Problem to work on =
Repeat the whole listing exactly.

Data extracted from a collection =
○ ○ ○ ○ ○

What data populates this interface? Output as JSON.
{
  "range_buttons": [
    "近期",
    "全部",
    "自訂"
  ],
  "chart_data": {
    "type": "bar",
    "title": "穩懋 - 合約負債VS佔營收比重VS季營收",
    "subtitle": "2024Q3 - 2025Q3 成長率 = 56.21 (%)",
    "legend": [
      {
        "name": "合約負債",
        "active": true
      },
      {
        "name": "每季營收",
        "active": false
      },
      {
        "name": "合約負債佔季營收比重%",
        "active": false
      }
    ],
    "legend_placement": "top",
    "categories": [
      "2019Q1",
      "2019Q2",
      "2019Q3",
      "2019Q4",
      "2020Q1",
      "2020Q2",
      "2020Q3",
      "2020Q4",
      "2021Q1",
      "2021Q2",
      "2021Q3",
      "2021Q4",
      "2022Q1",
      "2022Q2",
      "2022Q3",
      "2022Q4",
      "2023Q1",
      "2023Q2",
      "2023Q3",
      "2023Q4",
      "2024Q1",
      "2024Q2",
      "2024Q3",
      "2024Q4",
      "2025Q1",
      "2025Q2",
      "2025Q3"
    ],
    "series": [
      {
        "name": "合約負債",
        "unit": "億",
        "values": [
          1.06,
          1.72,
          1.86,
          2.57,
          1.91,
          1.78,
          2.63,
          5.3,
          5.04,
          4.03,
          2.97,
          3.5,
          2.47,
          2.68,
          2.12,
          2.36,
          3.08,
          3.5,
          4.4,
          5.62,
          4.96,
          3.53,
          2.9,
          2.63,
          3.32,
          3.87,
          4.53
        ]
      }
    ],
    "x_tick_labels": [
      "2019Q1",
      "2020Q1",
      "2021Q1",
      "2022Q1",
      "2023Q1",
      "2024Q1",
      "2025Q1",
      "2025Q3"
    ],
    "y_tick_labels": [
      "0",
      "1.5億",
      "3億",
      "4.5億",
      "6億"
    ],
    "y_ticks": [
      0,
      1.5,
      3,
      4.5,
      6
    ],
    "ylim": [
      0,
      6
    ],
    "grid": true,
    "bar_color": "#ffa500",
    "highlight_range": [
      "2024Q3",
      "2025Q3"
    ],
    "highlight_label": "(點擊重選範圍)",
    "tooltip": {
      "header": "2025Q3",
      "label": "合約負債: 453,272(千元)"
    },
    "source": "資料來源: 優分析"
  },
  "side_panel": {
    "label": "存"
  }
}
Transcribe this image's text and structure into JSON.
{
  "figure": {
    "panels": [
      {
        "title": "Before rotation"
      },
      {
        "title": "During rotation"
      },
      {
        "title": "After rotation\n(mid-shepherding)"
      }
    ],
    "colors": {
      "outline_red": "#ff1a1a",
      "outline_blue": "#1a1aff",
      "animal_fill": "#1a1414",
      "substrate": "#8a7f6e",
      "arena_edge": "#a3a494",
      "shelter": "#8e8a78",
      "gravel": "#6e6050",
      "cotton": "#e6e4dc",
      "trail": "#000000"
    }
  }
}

○ ○ ○ ○ ○

Solution below =
What data populates this interface? Output as JSON.
{
  "range_buttons": [
    "近期",
    "全部",
    "自訂"
  ],
  "chart_data": {
    "type": "bar",
    "title": "穩懋 - 合約負債VS佔營收比重VS季營收",
    "subtitle": "2024Q3 - 2025Q3 成長率 = 56.21 (%)",
    "legend": [
      {
        "name": "合約負債",
        "active": true
      },
      {
        "name": "每季營收",
        "active": false
      },
      {
        "name": "合約負債佔季營收比重%",
        "active": false
      }
    ],
    "legend_placement": "top",
    "categories": [
      "2019Q1",
      "2019Q2",
      "2019Q3",
      "2019Q4",
      "2020Q1",
      "2020Q2",
      "2020Q3",
      "2020Q4",
      "2021Q1",
      "2021Q2",
      "2021Q3",
      "2021Q4",
      "2022Q1",
      "2022Q2",
      "2022Q3",
      "2022Q4",
      "2023Q1",
      "2023Q2",
      "2023Q3",
      "2023Q4",
      "2024Q1",
      "2024Q2",
      "2024Q3",
      "2024Q4",
      "2025Q1",
      "2025Q2",
      "2025Q3"
    ],
    "series": [
      {
        "name": "合約負債",
        "unit": "億",
        "values": [
          1.06,
          1.72,
          1.86,
          2.57,
          1.91,
          1.78,
          2.63,
          5.3,
          5.04,
          4.03,
          2.97,
          3.5,
          2.47,
          2.68,
          2.12,
          2.36,
          3.08,
          3.5,
          4.4,
          5.62,
          4.96,
          3.53,
          2.9,
          2.63,
          3.32,
          3.87,
          4.53
        ]
      }
    ],
    "x_tick_labels": [
      "2019Q1",
      "2020Q1",
      "2021Q1",
      "2022Q1",
      "2023Q1",
      "2024Q1",
      "2025Q1",
      "2025Q3"
    ],
    "y_tick_labels": [
      "0",
      "1.5億",
      "3億",
      "4.5億",
      "6億"
    ],
    "y_ticks": [
      0,
      1.5,
      3,
      4.5,
      6
    ],
    "ylim": [
      0,
      6
    ],
    "grid": true,
    "bar_color": "#ffa500",
    "highlight_range": [
      "2024Q3",
      "2025Q3"
    ],
    "highlight_label": "(點擊重選範圍)",
    "tooltip": {
      "header": "2025Q3",
      "label": "合約負債: 453,272(千元)"
    },
    "source": "資料來源: 優分析"
  },
  "side_panel": {
    "label": "存"
  }
}
Transcribe this image's text and structure into JSON.
{
  "figure": {
    "panels": [
      {
        "title": "Before rotation"
      },
      {
        "title": "During rotation"
      },
      {
        "title": "After rotation\n(mid-shepherding)"
      }
    ],
    "colors": {
      "outline_red": "#ff1a1a",
      "outline_blue": "#1a1aff",
      "animal_fill": "#1a1414",
      "substrate": "#8a7f6e",
      "arena_edge": "#a3a494",
      "shelter": "#8e8a78",
      "gravel": "#6e6050",
      "cotton": "#e6e4dc",
      "trail": "#000000"
    }
  }
}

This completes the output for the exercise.